WHAT THE TASK ASKS: Wherever the word "JSON" shows up in a line, please copy that line.
• • • • • • •
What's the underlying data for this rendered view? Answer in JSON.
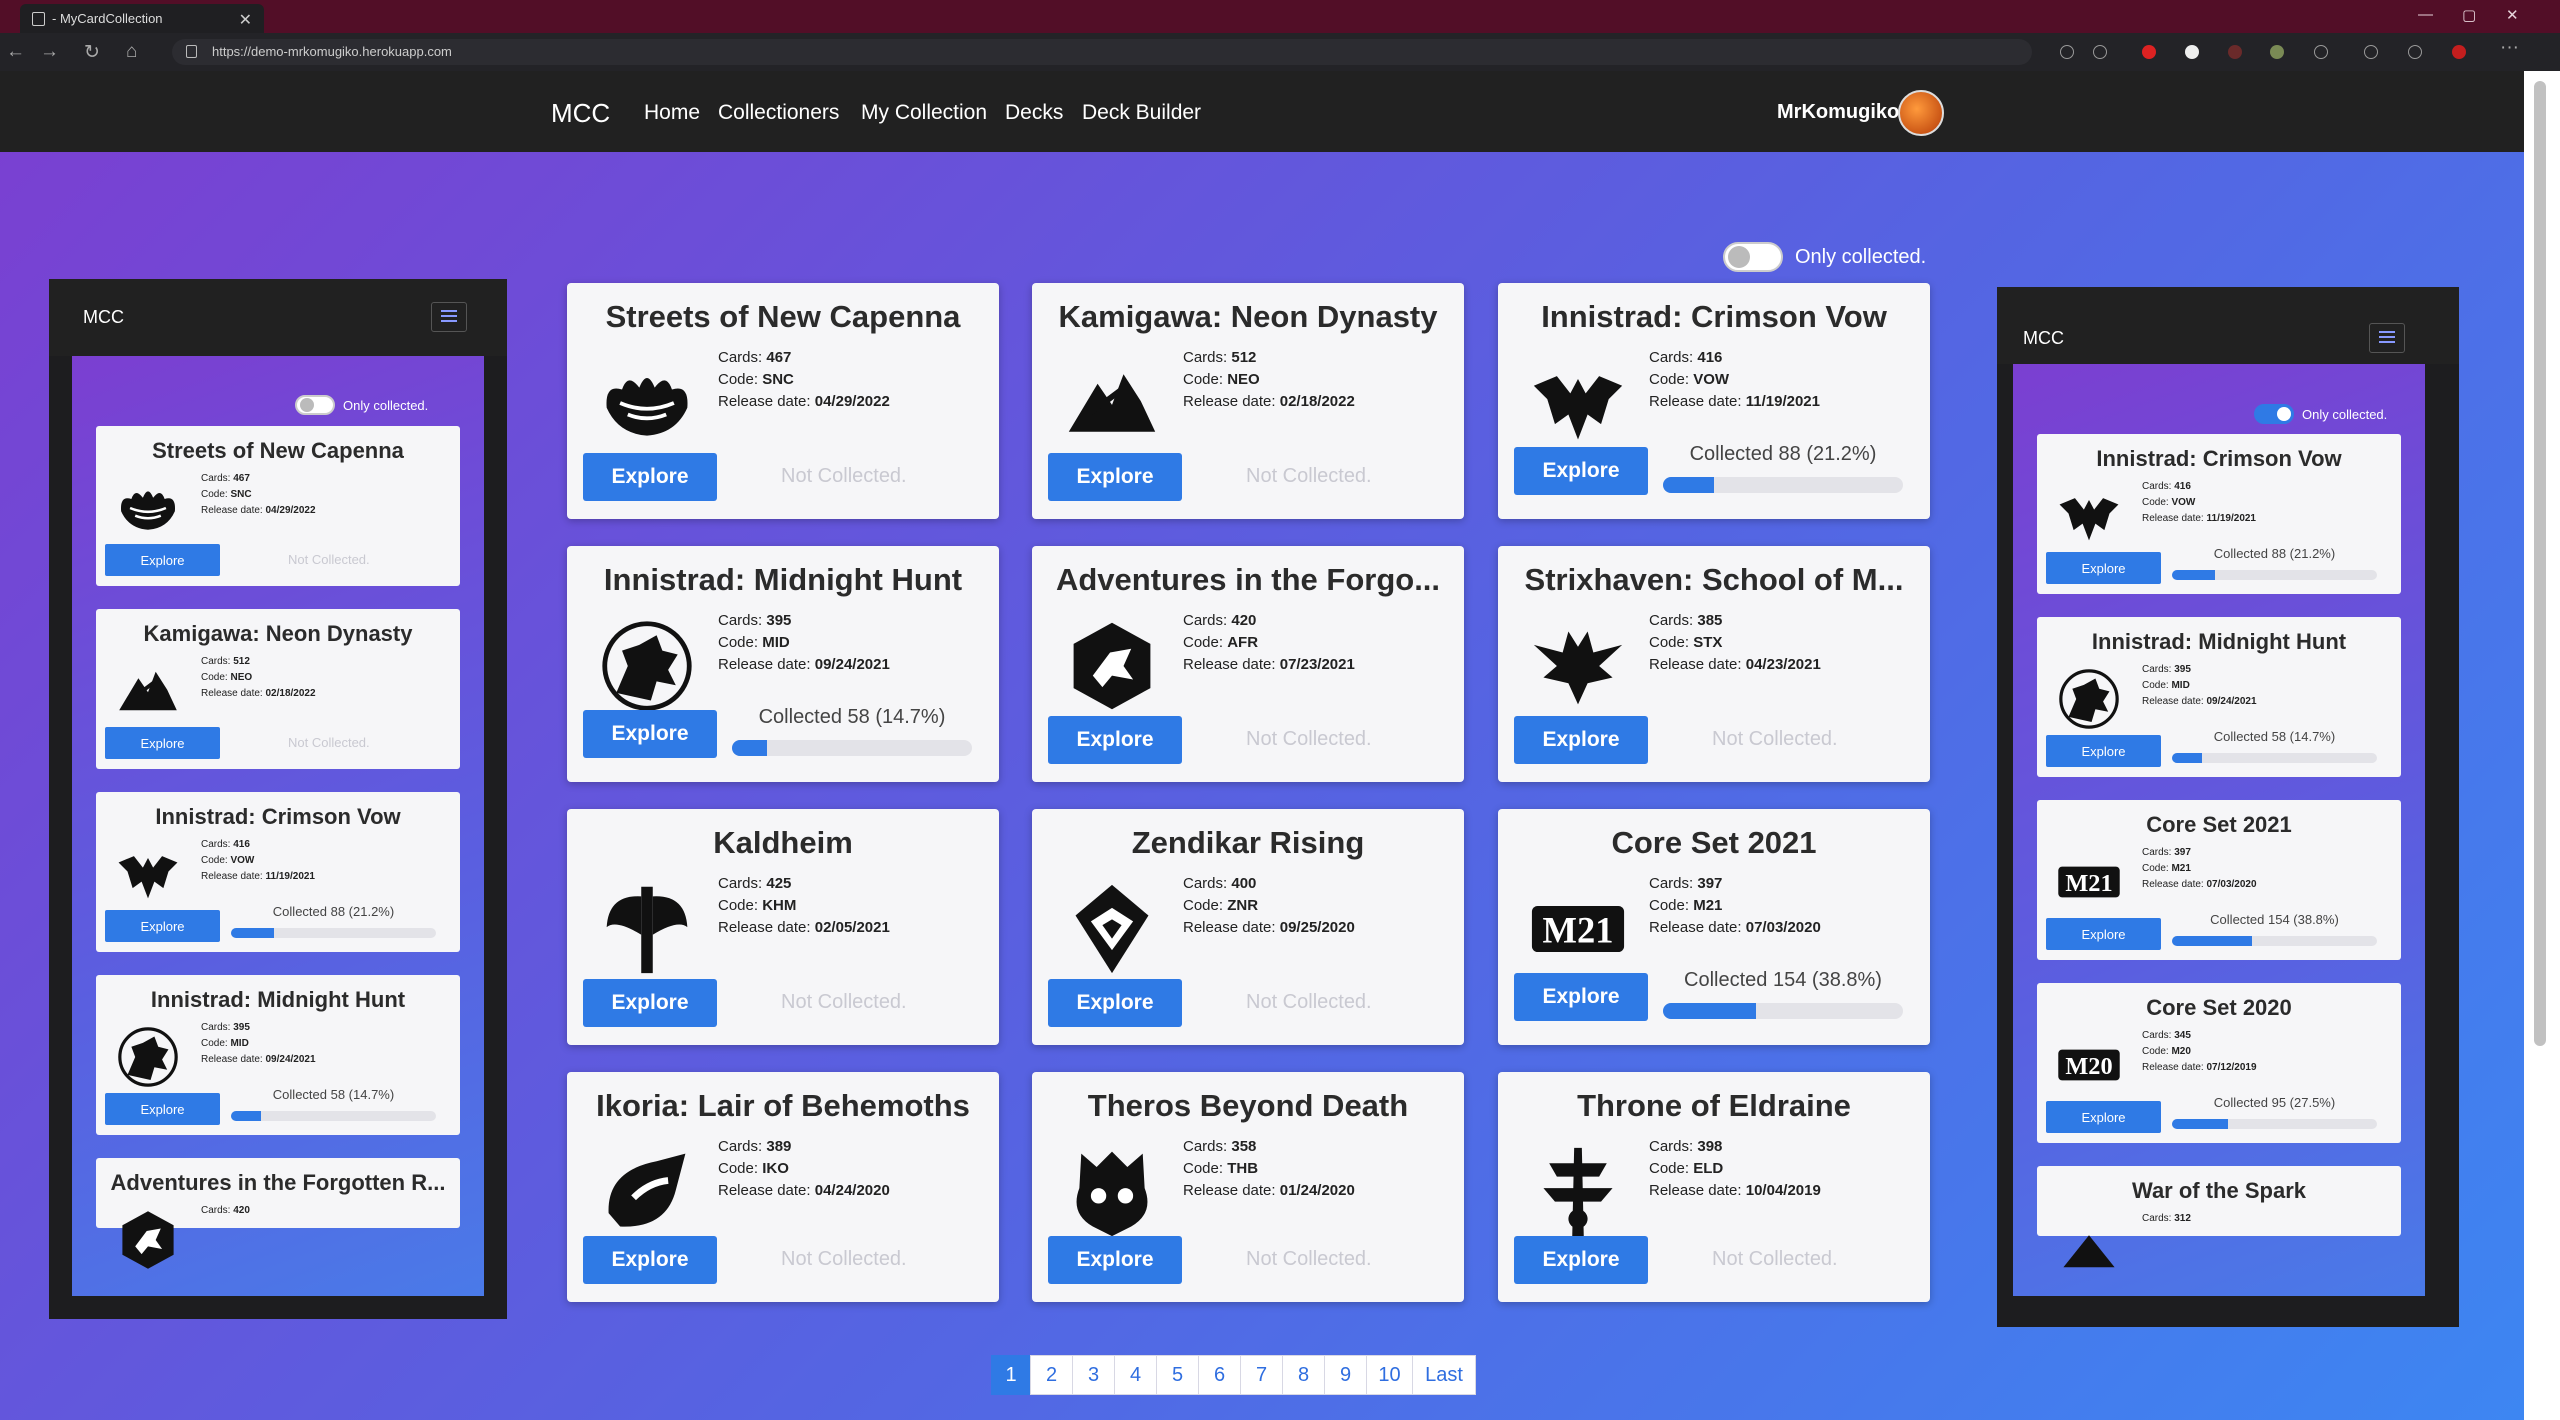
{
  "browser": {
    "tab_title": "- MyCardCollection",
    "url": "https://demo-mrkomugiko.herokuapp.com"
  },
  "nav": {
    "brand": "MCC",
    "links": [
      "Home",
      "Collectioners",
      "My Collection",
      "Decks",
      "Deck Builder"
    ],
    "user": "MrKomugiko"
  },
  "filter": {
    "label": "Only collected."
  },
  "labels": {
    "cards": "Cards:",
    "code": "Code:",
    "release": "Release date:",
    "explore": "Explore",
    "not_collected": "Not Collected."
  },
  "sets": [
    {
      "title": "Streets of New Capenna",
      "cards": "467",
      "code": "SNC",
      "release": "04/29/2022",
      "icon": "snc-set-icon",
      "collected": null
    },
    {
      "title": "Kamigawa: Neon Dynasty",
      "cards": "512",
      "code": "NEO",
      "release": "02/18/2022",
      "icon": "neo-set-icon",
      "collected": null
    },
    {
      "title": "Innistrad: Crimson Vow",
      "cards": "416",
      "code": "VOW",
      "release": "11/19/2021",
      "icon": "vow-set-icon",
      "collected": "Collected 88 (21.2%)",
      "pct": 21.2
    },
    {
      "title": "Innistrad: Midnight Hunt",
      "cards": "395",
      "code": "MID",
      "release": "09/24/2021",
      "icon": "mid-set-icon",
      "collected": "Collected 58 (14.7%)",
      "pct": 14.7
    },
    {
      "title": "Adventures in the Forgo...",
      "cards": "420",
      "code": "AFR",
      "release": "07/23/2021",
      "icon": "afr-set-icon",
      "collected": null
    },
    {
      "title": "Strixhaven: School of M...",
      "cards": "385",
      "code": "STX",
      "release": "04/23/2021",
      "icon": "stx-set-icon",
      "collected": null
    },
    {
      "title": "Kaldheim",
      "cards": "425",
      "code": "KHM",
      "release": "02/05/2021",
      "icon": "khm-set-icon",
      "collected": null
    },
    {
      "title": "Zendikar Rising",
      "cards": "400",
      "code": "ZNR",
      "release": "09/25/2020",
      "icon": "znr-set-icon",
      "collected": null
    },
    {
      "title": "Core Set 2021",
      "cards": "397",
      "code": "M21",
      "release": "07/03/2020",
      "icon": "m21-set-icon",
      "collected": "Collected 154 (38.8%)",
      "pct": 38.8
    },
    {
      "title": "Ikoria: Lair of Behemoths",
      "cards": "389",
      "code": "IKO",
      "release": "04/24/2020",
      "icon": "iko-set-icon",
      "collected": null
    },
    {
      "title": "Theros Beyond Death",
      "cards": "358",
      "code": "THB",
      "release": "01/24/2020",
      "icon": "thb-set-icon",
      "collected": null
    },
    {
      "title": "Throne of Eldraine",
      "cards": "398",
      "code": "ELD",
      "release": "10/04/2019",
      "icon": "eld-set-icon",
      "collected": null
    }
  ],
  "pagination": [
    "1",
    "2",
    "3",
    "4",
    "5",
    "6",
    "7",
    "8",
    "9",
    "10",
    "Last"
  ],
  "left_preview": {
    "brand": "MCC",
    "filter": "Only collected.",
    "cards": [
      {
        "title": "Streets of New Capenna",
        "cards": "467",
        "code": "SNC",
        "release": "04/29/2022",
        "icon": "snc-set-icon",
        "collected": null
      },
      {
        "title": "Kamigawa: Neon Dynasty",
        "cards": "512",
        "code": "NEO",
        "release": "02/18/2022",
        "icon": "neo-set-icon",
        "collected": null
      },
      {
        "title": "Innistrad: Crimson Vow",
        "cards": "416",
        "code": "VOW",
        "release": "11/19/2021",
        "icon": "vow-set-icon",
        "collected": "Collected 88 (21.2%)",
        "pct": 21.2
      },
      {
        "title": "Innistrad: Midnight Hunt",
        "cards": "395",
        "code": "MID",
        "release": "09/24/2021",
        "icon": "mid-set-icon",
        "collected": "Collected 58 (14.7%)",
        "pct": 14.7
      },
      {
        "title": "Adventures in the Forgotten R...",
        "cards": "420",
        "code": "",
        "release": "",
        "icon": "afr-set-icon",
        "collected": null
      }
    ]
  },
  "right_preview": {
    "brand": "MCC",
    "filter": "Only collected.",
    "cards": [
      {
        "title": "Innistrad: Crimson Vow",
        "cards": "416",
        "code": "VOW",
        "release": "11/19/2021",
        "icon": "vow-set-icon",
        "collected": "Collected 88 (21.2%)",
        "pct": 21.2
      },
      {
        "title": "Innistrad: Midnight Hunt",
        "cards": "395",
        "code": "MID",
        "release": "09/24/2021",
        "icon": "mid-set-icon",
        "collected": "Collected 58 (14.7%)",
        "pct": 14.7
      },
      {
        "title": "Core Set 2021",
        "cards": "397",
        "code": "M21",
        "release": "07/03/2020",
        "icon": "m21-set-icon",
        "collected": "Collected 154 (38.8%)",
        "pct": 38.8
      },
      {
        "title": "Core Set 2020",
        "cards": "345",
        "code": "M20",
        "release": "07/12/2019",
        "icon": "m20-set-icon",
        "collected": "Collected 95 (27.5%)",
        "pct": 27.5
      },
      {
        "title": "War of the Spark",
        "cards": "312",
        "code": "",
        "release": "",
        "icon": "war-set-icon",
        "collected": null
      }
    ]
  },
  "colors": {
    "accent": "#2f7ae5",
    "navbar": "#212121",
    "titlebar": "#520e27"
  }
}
• • • • • • •
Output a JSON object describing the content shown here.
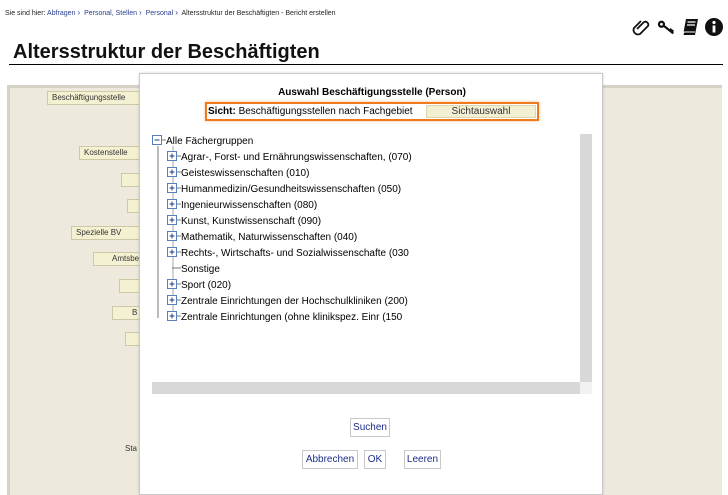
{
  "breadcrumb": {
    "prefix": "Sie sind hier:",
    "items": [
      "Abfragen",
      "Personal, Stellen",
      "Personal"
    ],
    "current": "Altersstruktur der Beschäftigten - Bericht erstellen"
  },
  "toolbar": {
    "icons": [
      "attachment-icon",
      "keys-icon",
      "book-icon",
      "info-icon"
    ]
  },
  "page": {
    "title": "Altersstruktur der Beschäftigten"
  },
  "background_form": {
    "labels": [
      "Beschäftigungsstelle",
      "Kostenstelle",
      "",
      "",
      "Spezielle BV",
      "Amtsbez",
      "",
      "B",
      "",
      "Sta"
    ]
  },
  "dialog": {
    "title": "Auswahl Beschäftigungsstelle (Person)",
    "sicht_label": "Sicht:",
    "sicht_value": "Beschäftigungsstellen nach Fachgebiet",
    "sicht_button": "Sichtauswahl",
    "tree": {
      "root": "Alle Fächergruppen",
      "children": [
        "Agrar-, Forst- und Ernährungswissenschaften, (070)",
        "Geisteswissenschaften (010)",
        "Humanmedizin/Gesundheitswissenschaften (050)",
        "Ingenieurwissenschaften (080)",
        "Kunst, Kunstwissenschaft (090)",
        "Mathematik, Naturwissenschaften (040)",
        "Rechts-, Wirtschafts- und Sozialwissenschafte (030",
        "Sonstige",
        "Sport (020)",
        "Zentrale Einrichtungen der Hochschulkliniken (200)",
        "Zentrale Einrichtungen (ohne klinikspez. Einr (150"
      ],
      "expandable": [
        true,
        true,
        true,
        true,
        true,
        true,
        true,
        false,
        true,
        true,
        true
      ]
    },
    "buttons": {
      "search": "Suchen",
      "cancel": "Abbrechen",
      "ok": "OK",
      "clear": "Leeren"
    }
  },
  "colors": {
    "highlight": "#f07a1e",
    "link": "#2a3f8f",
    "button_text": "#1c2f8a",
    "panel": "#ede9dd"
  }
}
• • • • • • •
RESULT OF THIS TASK:
What's the underlying data for this rendered view? Answer in JSON.
Output a JSON object describing the content shown here.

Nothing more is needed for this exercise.